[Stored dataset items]
§ §
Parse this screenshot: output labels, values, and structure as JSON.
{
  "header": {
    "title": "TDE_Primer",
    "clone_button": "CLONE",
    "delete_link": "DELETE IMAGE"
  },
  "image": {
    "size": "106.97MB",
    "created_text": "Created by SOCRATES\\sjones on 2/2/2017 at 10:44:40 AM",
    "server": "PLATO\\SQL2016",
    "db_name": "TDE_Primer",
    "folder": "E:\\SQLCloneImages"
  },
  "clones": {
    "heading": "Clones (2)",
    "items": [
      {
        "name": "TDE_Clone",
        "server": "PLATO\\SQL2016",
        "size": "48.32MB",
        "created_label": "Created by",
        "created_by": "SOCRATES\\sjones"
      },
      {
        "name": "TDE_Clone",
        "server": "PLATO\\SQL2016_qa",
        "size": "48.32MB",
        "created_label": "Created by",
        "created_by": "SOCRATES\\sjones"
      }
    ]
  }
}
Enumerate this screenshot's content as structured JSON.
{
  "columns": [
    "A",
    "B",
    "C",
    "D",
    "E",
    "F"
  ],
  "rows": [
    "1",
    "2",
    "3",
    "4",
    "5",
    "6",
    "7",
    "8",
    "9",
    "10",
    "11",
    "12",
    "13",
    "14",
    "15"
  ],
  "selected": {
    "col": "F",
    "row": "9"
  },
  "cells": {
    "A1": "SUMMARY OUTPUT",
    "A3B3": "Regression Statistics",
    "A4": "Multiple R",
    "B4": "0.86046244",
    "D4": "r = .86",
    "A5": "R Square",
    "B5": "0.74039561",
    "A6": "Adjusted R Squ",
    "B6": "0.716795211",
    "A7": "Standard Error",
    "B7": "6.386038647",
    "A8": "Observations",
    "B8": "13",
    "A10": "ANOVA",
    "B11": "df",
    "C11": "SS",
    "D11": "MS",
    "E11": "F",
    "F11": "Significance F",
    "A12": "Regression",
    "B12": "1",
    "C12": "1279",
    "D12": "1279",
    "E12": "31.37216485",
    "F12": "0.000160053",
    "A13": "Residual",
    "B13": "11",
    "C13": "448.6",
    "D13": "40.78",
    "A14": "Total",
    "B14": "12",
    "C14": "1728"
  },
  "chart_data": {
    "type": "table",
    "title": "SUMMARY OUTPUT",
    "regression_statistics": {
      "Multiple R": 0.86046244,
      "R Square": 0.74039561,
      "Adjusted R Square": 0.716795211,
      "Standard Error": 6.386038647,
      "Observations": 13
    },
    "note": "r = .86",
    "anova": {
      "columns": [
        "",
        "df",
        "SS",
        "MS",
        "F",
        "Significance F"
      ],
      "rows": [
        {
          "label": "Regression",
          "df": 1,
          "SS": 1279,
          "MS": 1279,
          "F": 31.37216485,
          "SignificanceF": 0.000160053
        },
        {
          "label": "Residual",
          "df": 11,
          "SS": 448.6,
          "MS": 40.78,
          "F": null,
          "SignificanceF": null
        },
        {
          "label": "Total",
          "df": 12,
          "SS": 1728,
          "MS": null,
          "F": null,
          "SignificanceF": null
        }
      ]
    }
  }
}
§ §
» WHAT TO WORK ON
Search the preceding listing for "Error" and extract every line where it is found.

» EXERCISE RESULT
    "A7": "Standard Error",
      "Standard Error": 6.386038647,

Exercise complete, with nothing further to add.